Output every entry exactly as written, but omit the pictures.

__Extracted information__:
— begin —

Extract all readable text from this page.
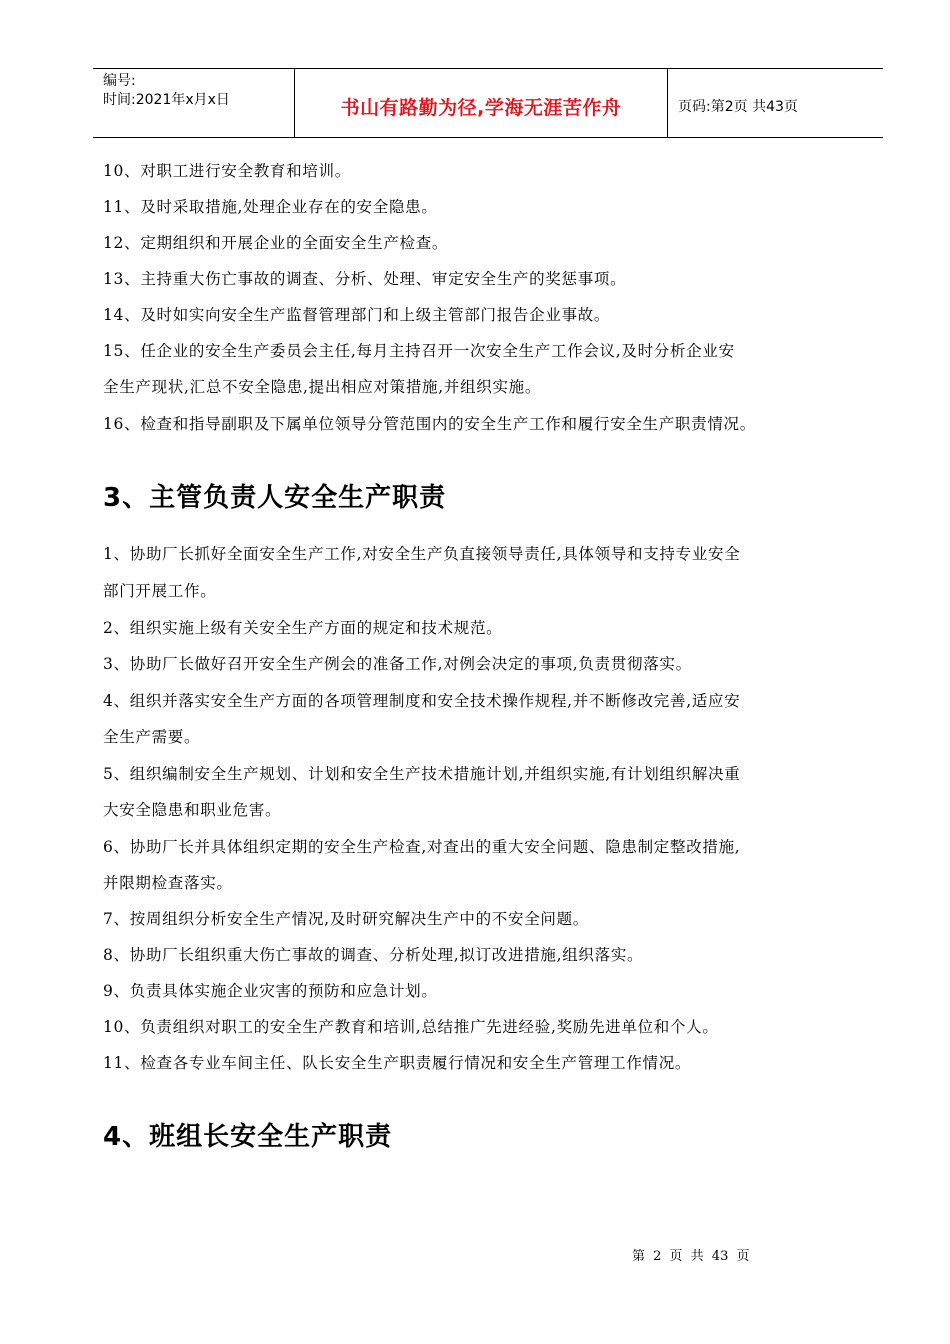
编号:
时间:2021年x月x日	书山有路勤为径,学海无涯苦作舟	页码:第2页 共43页
10、对职工进行安全教育和培训。
11、及时采取措施,处理企业存在的安全隐患。
12、定期组织和开展企业的全面安全生产检查。
13、主持重大伤亡事故的调查、分析、处理、审定安全生产的奖惩事项。
14、及时如实向安全生产监督管理部门和上级主管部门报告企业事故。
15、任企业的安全生产委员会主任,每月主持召开一次安全生产工作会议,及时分析企业安
全生产现状,汇总不安全隐患,提出相应对策措施,并组织实施。
16、检查和指导副职及下属单位领导分管范围内的安全生产工作和履行安全生产职责情况。
3、主管负责人安全生产职责
1、协助厂长抓好全面安全生产工作,对安全生产负直接领导责任,具体领导和支持专业安全
部门开展工作。
2、组织实施上级有关安全生产方面的规定和技术规范。
3、协助厂长做好召开安全生产例会的准备工作,对例会决定的事项,负责贯彻落实。
4、组织并落实安全生产方面的各项管理制度和安全技术操作规程,并不断修改完善,适应安
全生产需要。
5、组织编制安全生产规划、计划和安全生产技术措施计划,并组织实施,有计划组织解决重
大安全隐患和职业危害。
6、协助厂长并具体组织定期的安全生产检查,对查出的重大安全问题、隐患制定整改措施,
并限期检查落实。
7、按周组织分析安全生产情况,及时研究解决生产中的不安全问题。
8、协助厂长组织重大伤亡事故的调查、分析处理,拟订改进措施,组织落实。
9、负责具体实施企业灾害的预防和应急计划。
10、负责组织对职工的安全生产教育和培训,总结推广先进经验,奖励先进单位和个人。
11、检查各专业车间主任、队长安全生产职责履行情况和安全生产管理工作情况。
4、班组长安全生产职责
第 2 页 共 43 页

— end —

__Result below__:
Extract all readable text from this page.
编号:
时间:2021年x月x日	书山有路勤为径,学海无涯苦作舟	页码:第2页 共43页
10、对职工进行安全教育和培训。
11、及时采取措施,处理企业存在的安全隐患。
12、定期组织和开展企业的全面安全生产检查。
13、主持重大伤亡事故的调查、分析、处理、审定安全生产的奖惩事项。
14、及时如实向安全生产监督管理部门和上级主管部门报告企业事故。
15、任企业的安全生产委员会主任,每月主持召开一次安全生产工作会议,及时分析企业安
全生产现状,汇总不安全隐患,提出相应对策措施,并组织实施。
16、检查和指导副职及下属单位领导分管范围内的安全生产工作和履行安全生产职责情况。
3、主管负责人安全生产职责
1、协助厂长抓好全面安全生产工作,对安全生产负直接领导责任,具体领导和支持专业安全
部门开展工作。
2、组织实施上级有关安全生产方面的规定和技术规范。
3、协助厂长做好召开安全生产例会的准备工作,对例会决定的事项,负责贯彻落实。
4、组织并落实安全生产方面的各项管理制度和安全技术操作规程,并不断修改完善,适应安
全生产需要。
5、组织编制安全生产规划、计划和安全生产技术措施计划,并组织实施,有计划组织解决重
大安全隐患和职业危害。
6、协助厂长并具体组织定期的安全生产检查,对查出的重大安全问题、隐患制定整改措施,
并限期检查落实。
7、按周组织分析安全生产情况,及时研究解决生产中的不安全问题。
8、协助厂长组织重大伤亡事故的调查、分析处理,拟订改进措施,组织落实。
9、负责具体实施企业灾害的预防和应急计划。
10、负责组织对职工的安全生产教育和培训,总结推广先进经验,奖励先进单位和个人。
11、检查各专业车间主任、队长安全生产职责履行情况和安全生产管理工作情况。
4、班组长安全生产职责
第 2 页 共 43 页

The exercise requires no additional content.